◆ GIVEN INSTRUCTION ◆
Please list each line in the records below that contains the word "Released", and count only matches with the same capitalization.

◆ INFORMATION SHOWN ◆
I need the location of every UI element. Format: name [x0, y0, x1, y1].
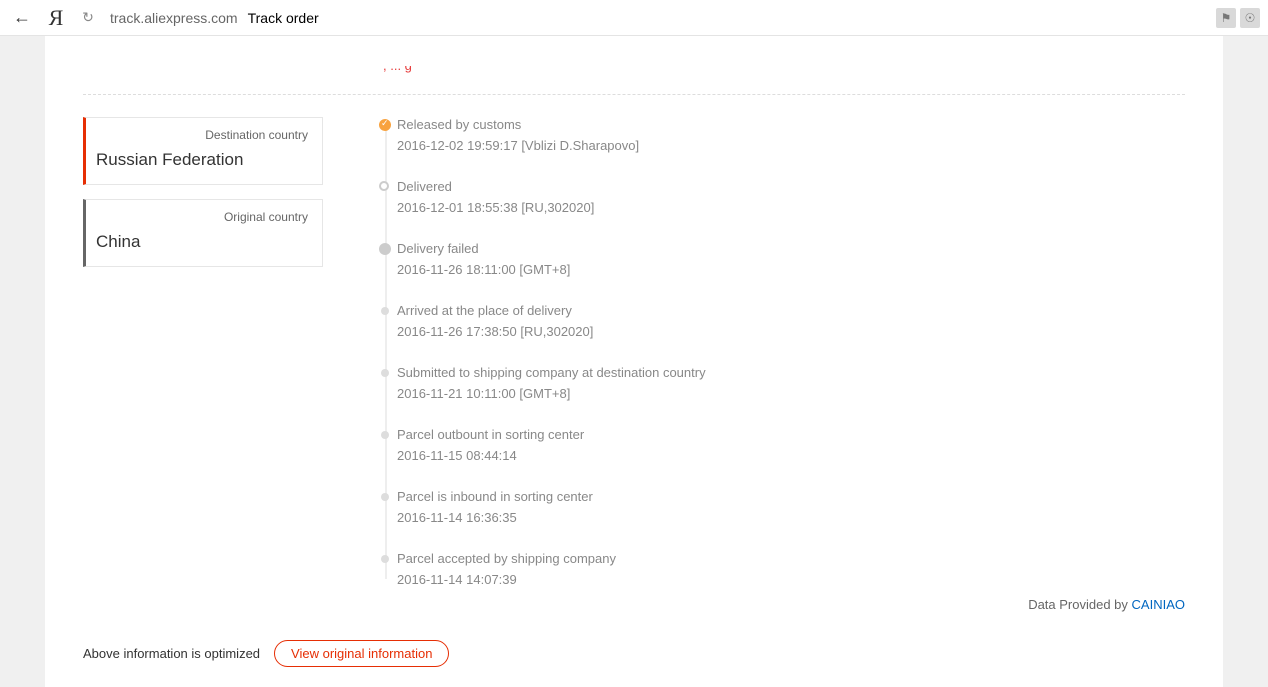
timeline-item: Delivery failed 2016-11-26 18:11:00 [GMT+…	[397, 241, 1185, 277]
yandex-logo-icon[interactable]: Я	[42, 5, 70, 31]
flag-icon[interactable]: ⚑	[1216, 8, 1236, 28]
timeline-dot-icon	[379, 181, 389, 191]
timeline-event-title: Parcel accepted by shipping company	[397, 551, 1185, 566]
timeline-event-time: 2016-11-14 14:07:39	[397, 572, 1185, 587]
browser-right-icons: ⚑ ☉	[1216, 8, 1260, 28]
timeline-event-time: 2016-11-26 18:11:00 [GMT+8]	[397, 262, 1185, 277]
original-country-card[interactable]: Original country China	[83, 199, 323, 267]
timeline-event-title: Arrived at the place of delivery	[397, 303, 1185, 318]
timeline-event-time: 2016-11-14 16:36:35	[397, 510, 1185, 525]
timeline-event-title: Submitted to shipping company at destina…	[397, 365, 1185, 380]
timeline-dot-icon	[379, 119, 391, 131]
destination-country-value: Russian Federation	[96, 150, 308, 170]
timeline-item: Released by customs 2016-12-02 19:59:17 […	[397, 117, 1185, 153]
cainiao-link[interactable]: CAINIAO	[1132, 597, 1185, 612]
timeline-item: Parcel accepted by shipping company 2016-…	[397, 551, 1185, 587]
address-bar[interactable]: track.aliexpress.com Track order	[110, 10, 319, 26]
timeline-dot-icon	[381, 555, 389, 563]
timeline-event-time: 2016-11-26 17:38:50 [RU,302020]	[397, 324, 1185, 339]
timeline-dot-icon	[381, 493, 389, 501]
timeline-event-time: 2016-12-02 19:59:17 [Vblizi D.Sharapovo]	[397, 138, 1185, 153]
timeline-event-title: Delivery failed	[397, 241, 1185, 256]
destination-country-card[interactable]: Destination country Russian Federation	[83, 117, 323, 185]
page-title: Track order	[248, 10, 319, 26]
browser-bar: ← Я ↻ track.aliexpress.com Track order ⚑…	[0, 0, 1268, 36]
view-original-button[interactable]: View original information	[274, 640, 449, 667]
timeline-item: Delivered 2016-12-01 18:55:38 [RU,302020]	[397, 179, 1185, 215]
shipment-timeline: Released by customs 2016-12-02 19:59:17 […	[379, 117, 1185, 587]
footer-row: Above information is optimized View orig…	[83, 640, 1185, 667]
timeline-column: Released by customs 2016-12-02 19:59:17 […	[323, 117, 1185, 612]
page-panel: , ... g Destination country Russian Fede…	[45, 36, 1223, 687]
globe-icon[interactable]: ☉	[1240, 8, 1260, 28]
timeline-item: Parcel is inbound in sorting center 2016-…	[397, 489, 1185, 525]
destination-country-label: Destination country	[96, 128, 308, 142]
cutoff-text: , ... g	[383, 66, 1185, 76]
reload-icon[interactable]: ↻	[76, 9, 100, 26]
original-country-value: China	[96, 232, 308, 252]
timeline-event-title: Delivered	[397, 179, 1185, 194]
timeline-event-title: Parcel is inbound in sorting center	[397, 489, 1185, 504]
timeline-dot-icon	[381, 307, 389, 315]
timeline-dot-icon	[381, 369, 389, 377]
timeline-item: Submitted to shipping company at destina…	[397, 365, 1185, 401]
back-icon[interactable]: ←	[8, 7, 36, 28]
country-column: Destination country Russian Federation O…	[83, 117, 323, 281]
timeline-event-time: 2016-11-15 08:44:14	[397, 448, 1185, 463]
data-provided-text: Data Provided by	[1028, 597, 1131, 612]
timeline-item: Parcel outbount in sorting center 2016-11…	[397, 427, 1185, 463]
timeline-dot-icon	[381, 431, 389, 439]
timeline-dot-icon	[379, 243, 391, 255]
data-provided: Data Provided by CAINIAO	[379, 597, 1185, 612]
timeline-item: Arrived at the place of delivery 2016-11-…	[397, 303, 1185, 339]
timeline-event-time: 2016-12-01 18:55:38 [RU,302020]	[397, 200, 1185, 215]
timeline-event-time: 2016-11-21 10:11:00 [GMT+8]	[397, 386, 1185, 401]
url-text: track.aliexpress.com	[110, 10, 238, 26]
separator	[83, 94, 1185, 95]
timeline-event-title: Parcel outbount in sorting center	[397, 427, 1185, 442]
original-country-label: Original country	[96, 210, 308, 224]
timeline-event-title: Released by customs	[397, 117, 1185, 132]
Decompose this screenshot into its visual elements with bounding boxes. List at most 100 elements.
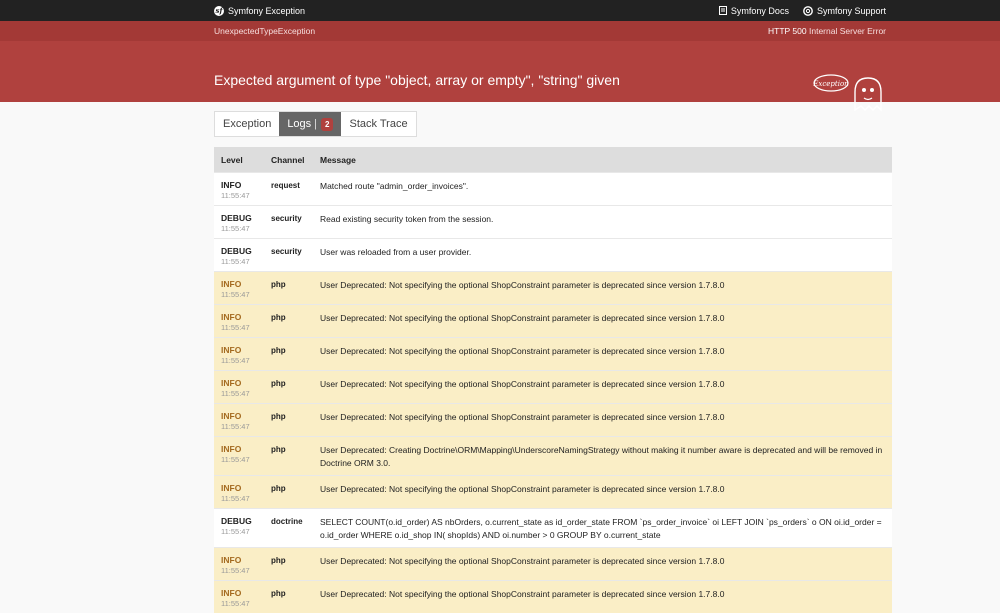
log-channel: doctrine [271,517,303,526]
exception-meta: UnexpectedTypeException HTTP 500 Interna… [0,21,1000,41]
log-message: User was reloaded from a user provider. [320,247,471,257]
log-row: INFO11:55:47phpUser Deprecated: Not spec… [214,548,892,581]
log-channel-cell: php [264,305,313,338]
exception-class: UnexpectedTypeException [214,26,315,36]
log-time: 11:55:47 [221,257,257,266]
log-row: INFO11:55:47 request Matched route "admin_… [214,173,892,206]
logs-table-body: INFO11:55:47requestMatched route "admin_… [214,173,892,613]
log-message-cell: User Deprecated: Creating Doctrine\ORM\M… [313,437,892,476]
log-time: 11:55:47 [221,422,257,431]
tab-logs[interactable]: Logs| 2 [279,112,341,136]
log-message: User Deprecated: Not specifying the opti… [320,412,724,422]
log-message: User Deprecated: Not specifying the opti… [320,379,724,389]
tab-stack-trace[interactable]: Stack Trace [341,112,415,136]
log-channel-cell: php [264,338,313,371]
log-level-cell: INFO11:55:47 [214,437,264,476]
log-channel: security [271,214,302,223]
log-message-cell: User Deprecated: Not specifying the opti… [313,305,892,338]
log-level: INFO [221,444,257,454]
log-row: INFO11:55:47 php User Deprecated: Creating… [214,437,892,476]
log-level: INFO [221,588,257,598]
log-channel: php [271,445,286,454]
log-level-cell: INFO11:55:47 [214,476,264,509]
log-level: DEBUG [221,213,257,223]
tab-logs-label: Logs [287,118,311,130]
log-channel-cell: php [264,272,313,305]
log-message: Matched route "admin_order_invoices". [320,181,468,191]
log-channel: security [271,247,302,256]
exception-message: Expected argument of type "object, array… [214,72,620,88]
symfony-docs-link[interactable]: Symfony Docs [719,6,789,16]
docs-link-label: Symfony Docs [731,6,789,16]
top-bar: sf Symfony Exception Symfony Docs Symfon… [0,0,1000,21]
log-row: DEBUG11:55:47doctrineSELECT COUNT(o.id_o… [214,509,892,548]
exception-ghost-icon: Exception [811,70,891,118]
log-channel-cell: security [264,206,313,239]
log-row: INFO11:55:47phpUser Deprecated: Not spec… [214,338,892,371]
symfony-logo-icon: sf [214,6,224,16]
log-time: 11:55:47 [221,599,257,608]
tab-bar: Exception Logs| 2 Stack Trace [214,111,417,137]
logs-table: Level Channel Message INFO11:55:47reques… [214,147,892,613]
log-channel: php [271,379,286,388]
log-level-cell: INFO11:55:47 [214,305,264,338]
log-level-cell: DEBUG11:55:47 [214,206,264,239]
log-message: User Deprecated: Not specifying the opti… [320,556,724,566]
tab-exception[interactable]: Exception [215,112,279,136]
log-message-cell: User Deprecated: Not specifying the opti… [313,581,892,613]
column-header-channel: Channel [264,147,313,173]
log-channel-cell: php [264,437,313,476]
log-message: User Deprecated: Not specifying the opti… [320,280,724,290]
logs-count-badge: 2 [321,118,333,131]
log-time: 11:55:47 [221,191,257,200]
log-message-cell: User Deprecated: Not specifying the opti… [313,404,892,437]
symfony-brand: sf Symfony Exception [214,6,305,16]
log-time: 11:55:47 [221,455,257,464]
log-row: DEBUG11:55:47securityUser was reloaded f… [214,239,892,272]
log-level-cell: INFO11:55:47 [214,173,264,206]
tab-separator: | [314,118,317,130]
log-time: 11:55:47 [221,527,257,536]
log-channel-cell: php [264,371,313,404]
log-time: 11:55:47 [221,566,257,575]
log-row: INFO11:55:47phpUser Deprecated: Not spec… [214,305,892,338]
log-row: INFO11:55:47phpUser Deprecated: Not spec… [214,476,892,509]
log-message-cell: User Deprecated: Not specifying the opti… [313,476,892,509]
log-level-cell: INFO11:55:47 [214,404,264,437]
log-channel: php [271,280,286,289]
log-channel-cell: request [264,173,313,206]
logs-table-header: Level Channel Message [214,147,892,173]
log-channel-cell: php [264,476,313,509]
log-row: DEBUG11:55:47 security Read existing secur… [214,206,892,239]
log-message: Read existing security token from the se… [320,214,493,224]
log-row: INFO11:55:47 php User Deprecated: Not spec… [214,272,892,305]
log-level-cell: INFO11:55:47 [214,272,264,305]
log-level: INFO [221,411,257,421]
log-channel-cell: php [264,581,313,613]
log-message: SELECT COUNT(o.id_order) AS nbOrders, o.… [320,517,882,540]
support-link-label: Symfony Support [817,6,886,16]
http-status: HTTP 500 Internal Server Error [768,26,886,36]
log-level: INFO [221,312,257,322]
log-level: INFO [221,180,257,190]
log-channel: request [271,181,300,190]
log-time: 11:55:47 [221,494,257,503]
log-channel: php [271,346,286,355]
log-time: 11:55:47 [221,389,257,398]
log-message: User Deprecated: Not specifying the opti… [320,313,724,323]
log-time: 11:55:47 [221,323,257,332]
ghost-label: Exception [812,80,849,88]
log-message-cell: Read existing security token from the se… [313,206,892,239]
log-message-cell: User Deprecated: Not specifying the opti… [313,371,892,404]
log-channel-cell: php [264,548,313,581]
log-message: User Deprecated: Creating Doctrine\ORM\M… [320,445,882,468]
tab-exception-label: Exception [223,118,271,130]
log-level: INFO [221,483,257,493]
log-channel-cell: security [264,239,313,272]
log-channel: php [271,589,286,598]
log-message-cell: User Deprecated: Not specifying the opti… [313,338,892,371]
symfony-support-link[interactable]: Symfony Support [803,6,886,16]
log-row: INFO11:55:47phpUser Deprecated: Not spec… [214,371,892,404]
log-message: User Deprecated: Not specifying the opti… [320,346,724,356]
log-message: User Deprecated: Not specifying the opti… [320,484,724,494]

◆ RESPONSE FOR THIS EXERCISE ◆
timeline-item: Released by customs 2016-12-02 19:59:17 […	[397, 117, 1185, 153]
shipment-timeline: Released by customs 2016-12-02 19:59:17 […	[379, 117, 1185, 587]
timeline-column: Released by customs 2016-12-02 19:59:17 […	[323, 117, 1185, 612]
timeline-event-title: Released by customs	[397, 117, 1185, 132]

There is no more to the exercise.